• **DIRECTIVE**:
Each entry must appear again exactly as it does in the source.

• **RECORD SET**:
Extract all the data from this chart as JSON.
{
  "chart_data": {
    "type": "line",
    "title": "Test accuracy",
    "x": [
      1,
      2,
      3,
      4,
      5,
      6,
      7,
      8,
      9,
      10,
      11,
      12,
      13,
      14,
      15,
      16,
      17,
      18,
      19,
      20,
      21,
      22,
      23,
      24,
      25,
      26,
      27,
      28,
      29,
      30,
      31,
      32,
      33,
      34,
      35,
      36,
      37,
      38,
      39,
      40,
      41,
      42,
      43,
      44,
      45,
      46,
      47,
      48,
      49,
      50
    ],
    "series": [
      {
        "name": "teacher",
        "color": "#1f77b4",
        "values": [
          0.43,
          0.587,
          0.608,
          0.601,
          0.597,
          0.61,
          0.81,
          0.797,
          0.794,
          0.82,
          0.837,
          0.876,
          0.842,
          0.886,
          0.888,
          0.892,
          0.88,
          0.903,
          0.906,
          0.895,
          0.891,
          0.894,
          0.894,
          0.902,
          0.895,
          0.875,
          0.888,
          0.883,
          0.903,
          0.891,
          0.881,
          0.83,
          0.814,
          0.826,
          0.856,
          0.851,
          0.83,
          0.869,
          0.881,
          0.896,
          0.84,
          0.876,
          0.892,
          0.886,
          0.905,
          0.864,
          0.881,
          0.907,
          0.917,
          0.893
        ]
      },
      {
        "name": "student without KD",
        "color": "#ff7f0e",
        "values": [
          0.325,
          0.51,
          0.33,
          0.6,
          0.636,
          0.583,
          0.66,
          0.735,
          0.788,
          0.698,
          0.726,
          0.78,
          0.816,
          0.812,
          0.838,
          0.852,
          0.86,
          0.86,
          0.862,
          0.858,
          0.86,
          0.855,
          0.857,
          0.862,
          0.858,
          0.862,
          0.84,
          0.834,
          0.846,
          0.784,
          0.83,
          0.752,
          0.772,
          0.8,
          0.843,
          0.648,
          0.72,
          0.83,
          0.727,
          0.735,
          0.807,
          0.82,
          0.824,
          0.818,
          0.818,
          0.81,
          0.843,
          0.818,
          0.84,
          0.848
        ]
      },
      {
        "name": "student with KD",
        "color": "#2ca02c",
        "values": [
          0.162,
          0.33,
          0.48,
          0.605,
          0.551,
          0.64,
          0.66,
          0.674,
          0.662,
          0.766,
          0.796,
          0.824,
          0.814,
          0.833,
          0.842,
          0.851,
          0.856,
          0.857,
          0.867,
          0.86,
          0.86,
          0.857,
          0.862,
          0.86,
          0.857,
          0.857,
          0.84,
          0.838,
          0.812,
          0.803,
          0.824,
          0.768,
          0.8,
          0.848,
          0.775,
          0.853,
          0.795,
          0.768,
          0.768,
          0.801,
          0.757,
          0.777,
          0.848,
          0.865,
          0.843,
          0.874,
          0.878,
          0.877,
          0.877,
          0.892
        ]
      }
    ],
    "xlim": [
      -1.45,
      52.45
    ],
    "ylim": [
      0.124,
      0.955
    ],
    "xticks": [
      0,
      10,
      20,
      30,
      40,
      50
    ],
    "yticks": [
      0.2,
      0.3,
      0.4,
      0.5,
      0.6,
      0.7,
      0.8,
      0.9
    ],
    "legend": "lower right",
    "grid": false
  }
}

• **RESULT OF THIS TASK**:
Extract all the data from this chart as JSON.
{
  "chart_data": {
    "type": "line",
    "title": "Test accuracy",
    "x": [
      1,
      2,
      3,
      4,
      5,
      6,
      7,
      8,
      9,
      10,
      11,
      12,
      13,
      14,
      15,
      16,
      17,
      18,
      19,
      20,
      21,
      22,
      23,
      24,
      25,
      26,
      27,
      28,
      29,
      30,
      31,
      32,
      33,
      34,
      35,
      36,
      37,
      38,
      39,
      40,
      41,
      42,
      43,
      44,
      45,
      46,
      47,
      48,
      49,
      50
    ],
    "series": [
      {
        "name": "teacher",
        "color": "#1f77b4",
        "values": [
          0.43,
          0.587,
          0.608,
          0.601,
          0.597,
          0.61,
          0.81,
          0.797,
          0.794,
          0.82,
          0.837,
          0.876,
          0.842,
          0.886,
          0.888,
          0.892,
          0.88,
          0.903,
          0.906,
          0.895,
          0.891,
          0.894,
          0.894,
          0.902,
          0.895,
          0.875,
          0.888,
          0.883,
          0.903,
          0.891,
          0.881,
          0.83,
          0.814,
          0.826,
          0.856,
          0.851,
          0.83,
          0.869,
          0.881,
          0.896,
          0.84,
          0.876,
          0.892,
          0.886,
          0.905,
          0.864,
          0.881,
          0.907,
          0.917,
          0.893
        ]
      },
      {
        "name": "student without KD",
        "color": "#ff7f0e",
        "values": [
          0.325,
          0.51,
          0.33,
          0.6,
          0.636,
          0.583,
          0.66,
          0.735,
          0.788,
          0.698,
          0.726,
          0.78,
          0.816,
          0.812,
          0.838,
          0.852,
          0.86,
          0.86,
          0.862,
          0.858,
          0.86,
          0.855,
          0.857,
          0.862,
          0.858,
          0.862,
          0.84,
          0.834,
          0.846,
          0.784,
          0.83,
          0.752,
          0.772,
          0.8,
          0.843,
          0.648,
          0.72,
          0.83,
          0.727,
          0.735,
          0.807,
          0.82,
          0.824,
          0.818,
          0.818,
          0.81,
          0.843,
          0.818,
          0.84,
          0.848
        ]
      },
      {
        "name": "student with KD",
        "color": "#2ca02c",
        "values": [
          0.162,
          0.33,
          0.48,
          0.605,
          0.551,
          0.64,
          0.66,
          0.674,
          0.662,
          0.766,
          0.796,
          0.824,
          0.814,
          0.833,
          0.842,
          0.851,
          0.856,
          0.857,
          0.867,
          0.86,
          0.86,
          0.857,
          0.862,
          0.86,
          0.857,
          0.857,
          0.84,
          0.838,
          0.812,
          0.803,
          0.824,
          0.768,
          0.8,
          0.848,
          0.775,
          0.853,
          0.795,
          0.768,
          0.768,
          0.801,
          0.757,
          0.777,
          0.848,
          0.865,
          0.843,
          0.874,
          0.878,
          0.877,
          0.877,
          0.892
        ]
      }
    ],
    "xlim": [
      -1.45,
      52.45
    ],
    "ylim": [
      0.124,
      0.955
    ],
    "xticks": [
      0,
      10,
      20,
      30,
      40,
      50
    ],
    "yticks": [
      0.2,
      0.3,
      0.4,
      0.5,
      0.6,
      0.7,
      0.8,
      0.9
    ],
    "legend": "lower right",
    "grid": false
  }
}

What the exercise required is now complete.